GOAL: From the listing below, copy every line with the word "accredited".

═══ PROVIDED DATA ═══

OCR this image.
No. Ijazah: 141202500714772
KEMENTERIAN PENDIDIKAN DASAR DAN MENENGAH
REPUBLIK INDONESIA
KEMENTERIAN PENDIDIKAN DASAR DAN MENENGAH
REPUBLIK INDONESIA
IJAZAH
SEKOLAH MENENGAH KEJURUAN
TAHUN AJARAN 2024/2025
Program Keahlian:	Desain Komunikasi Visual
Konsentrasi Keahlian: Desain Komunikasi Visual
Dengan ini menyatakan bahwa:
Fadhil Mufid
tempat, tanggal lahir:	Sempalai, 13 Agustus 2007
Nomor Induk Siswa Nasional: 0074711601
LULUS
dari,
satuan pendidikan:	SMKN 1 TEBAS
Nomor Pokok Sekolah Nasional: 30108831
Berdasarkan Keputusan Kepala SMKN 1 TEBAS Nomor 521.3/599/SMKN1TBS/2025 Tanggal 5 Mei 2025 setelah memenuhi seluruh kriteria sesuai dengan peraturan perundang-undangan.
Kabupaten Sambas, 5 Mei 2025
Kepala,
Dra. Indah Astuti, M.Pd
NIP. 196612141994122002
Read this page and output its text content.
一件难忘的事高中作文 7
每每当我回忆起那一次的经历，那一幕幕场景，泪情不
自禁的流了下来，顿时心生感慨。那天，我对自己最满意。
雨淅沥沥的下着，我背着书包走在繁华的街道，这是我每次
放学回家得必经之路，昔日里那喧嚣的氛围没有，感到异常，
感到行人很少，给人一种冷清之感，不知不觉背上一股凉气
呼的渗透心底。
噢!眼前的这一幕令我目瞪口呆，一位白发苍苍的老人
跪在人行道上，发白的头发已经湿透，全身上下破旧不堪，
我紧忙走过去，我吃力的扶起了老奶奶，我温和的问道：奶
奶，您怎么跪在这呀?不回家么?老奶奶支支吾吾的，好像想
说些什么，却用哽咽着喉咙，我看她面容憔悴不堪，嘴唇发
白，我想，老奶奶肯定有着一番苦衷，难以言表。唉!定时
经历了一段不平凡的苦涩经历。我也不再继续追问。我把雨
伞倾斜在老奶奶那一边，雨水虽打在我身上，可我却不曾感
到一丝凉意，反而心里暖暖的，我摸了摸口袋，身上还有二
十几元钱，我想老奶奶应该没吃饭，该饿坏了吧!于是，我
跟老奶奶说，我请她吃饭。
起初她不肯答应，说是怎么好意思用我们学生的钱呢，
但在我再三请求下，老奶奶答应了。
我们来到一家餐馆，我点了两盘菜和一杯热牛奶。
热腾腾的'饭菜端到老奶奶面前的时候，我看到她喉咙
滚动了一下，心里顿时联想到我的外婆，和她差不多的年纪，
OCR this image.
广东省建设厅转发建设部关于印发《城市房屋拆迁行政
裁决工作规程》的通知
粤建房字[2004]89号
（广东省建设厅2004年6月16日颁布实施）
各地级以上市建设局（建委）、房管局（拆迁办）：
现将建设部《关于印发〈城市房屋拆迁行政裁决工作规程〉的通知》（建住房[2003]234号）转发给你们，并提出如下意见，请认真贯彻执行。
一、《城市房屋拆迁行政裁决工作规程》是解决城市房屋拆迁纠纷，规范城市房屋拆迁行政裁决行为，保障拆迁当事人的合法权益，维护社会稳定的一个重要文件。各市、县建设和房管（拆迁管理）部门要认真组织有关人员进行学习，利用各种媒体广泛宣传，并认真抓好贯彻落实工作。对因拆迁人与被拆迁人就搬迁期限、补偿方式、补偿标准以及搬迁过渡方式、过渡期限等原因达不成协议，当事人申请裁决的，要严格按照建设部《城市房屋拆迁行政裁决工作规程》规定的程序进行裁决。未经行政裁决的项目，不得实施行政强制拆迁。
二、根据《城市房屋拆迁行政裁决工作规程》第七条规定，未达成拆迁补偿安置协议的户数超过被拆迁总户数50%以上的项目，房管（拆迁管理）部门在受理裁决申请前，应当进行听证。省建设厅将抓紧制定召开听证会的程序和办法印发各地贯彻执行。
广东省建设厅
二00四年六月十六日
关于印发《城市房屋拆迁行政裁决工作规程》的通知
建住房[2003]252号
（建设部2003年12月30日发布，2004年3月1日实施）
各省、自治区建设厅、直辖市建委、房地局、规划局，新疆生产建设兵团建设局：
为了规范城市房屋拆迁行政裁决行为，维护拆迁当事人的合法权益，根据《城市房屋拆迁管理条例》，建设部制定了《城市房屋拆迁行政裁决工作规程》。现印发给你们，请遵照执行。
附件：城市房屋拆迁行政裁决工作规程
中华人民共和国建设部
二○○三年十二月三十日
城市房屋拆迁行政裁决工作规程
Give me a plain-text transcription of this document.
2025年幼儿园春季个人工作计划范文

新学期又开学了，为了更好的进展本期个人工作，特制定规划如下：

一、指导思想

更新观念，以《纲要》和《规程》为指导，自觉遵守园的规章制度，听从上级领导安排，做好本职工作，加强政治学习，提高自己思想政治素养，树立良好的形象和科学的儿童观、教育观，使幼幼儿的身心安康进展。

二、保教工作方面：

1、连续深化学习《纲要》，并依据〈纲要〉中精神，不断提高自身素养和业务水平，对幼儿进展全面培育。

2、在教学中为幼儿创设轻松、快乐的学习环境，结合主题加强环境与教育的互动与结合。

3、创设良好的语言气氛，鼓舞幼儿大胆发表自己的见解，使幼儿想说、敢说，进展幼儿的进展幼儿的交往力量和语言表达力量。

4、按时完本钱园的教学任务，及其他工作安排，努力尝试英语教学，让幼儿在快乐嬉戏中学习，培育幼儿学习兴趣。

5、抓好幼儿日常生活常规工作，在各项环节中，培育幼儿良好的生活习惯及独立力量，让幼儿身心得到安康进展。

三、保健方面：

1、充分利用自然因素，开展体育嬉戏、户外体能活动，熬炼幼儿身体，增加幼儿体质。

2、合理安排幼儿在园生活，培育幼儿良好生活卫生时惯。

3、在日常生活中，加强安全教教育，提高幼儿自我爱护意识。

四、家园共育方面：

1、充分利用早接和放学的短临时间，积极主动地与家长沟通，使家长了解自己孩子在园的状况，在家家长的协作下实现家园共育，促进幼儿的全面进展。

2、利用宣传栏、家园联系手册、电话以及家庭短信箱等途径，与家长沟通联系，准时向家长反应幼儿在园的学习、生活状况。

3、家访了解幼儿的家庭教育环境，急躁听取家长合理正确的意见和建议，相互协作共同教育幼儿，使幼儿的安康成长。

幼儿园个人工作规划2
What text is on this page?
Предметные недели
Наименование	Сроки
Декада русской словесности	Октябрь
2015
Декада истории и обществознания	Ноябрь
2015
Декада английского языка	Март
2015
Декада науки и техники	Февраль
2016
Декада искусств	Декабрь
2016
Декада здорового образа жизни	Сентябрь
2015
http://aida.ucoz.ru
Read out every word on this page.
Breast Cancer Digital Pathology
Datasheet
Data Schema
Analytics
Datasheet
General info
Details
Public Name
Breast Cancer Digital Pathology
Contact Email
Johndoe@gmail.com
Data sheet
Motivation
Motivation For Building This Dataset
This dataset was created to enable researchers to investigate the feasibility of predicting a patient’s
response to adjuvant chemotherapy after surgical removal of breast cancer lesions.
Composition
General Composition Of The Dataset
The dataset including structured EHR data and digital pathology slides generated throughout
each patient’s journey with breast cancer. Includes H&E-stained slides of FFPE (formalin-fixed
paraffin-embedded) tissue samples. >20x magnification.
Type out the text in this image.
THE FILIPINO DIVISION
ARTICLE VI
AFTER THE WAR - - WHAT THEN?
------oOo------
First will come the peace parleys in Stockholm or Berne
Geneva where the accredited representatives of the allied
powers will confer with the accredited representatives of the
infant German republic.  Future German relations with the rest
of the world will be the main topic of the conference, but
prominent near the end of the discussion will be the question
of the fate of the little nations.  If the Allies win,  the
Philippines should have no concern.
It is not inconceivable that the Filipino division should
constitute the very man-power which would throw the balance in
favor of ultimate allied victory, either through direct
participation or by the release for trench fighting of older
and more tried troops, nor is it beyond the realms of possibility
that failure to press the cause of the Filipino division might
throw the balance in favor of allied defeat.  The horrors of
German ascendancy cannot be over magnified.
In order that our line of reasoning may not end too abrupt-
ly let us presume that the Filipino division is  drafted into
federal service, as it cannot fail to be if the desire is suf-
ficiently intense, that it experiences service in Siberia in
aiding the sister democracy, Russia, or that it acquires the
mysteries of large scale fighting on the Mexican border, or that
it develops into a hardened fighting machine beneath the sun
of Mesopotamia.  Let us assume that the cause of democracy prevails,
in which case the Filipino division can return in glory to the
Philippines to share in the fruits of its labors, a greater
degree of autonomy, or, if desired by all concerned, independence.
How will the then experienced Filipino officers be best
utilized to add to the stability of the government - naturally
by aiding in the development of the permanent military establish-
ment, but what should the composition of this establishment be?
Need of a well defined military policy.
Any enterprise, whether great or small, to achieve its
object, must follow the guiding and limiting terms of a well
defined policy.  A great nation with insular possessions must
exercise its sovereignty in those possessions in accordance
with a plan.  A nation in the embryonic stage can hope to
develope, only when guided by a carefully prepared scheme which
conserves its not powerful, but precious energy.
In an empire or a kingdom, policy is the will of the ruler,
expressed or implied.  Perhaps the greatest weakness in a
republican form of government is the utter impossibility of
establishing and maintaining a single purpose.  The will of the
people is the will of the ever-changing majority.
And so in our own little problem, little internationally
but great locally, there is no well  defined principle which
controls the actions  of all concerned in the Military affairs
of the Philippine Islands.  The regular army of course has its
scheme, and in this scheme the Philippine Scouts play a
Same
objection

═══

ANSWER TO THIS TASK:
Geneva where the accredited representatives of the allied
powers will confer with the accredited representatives of the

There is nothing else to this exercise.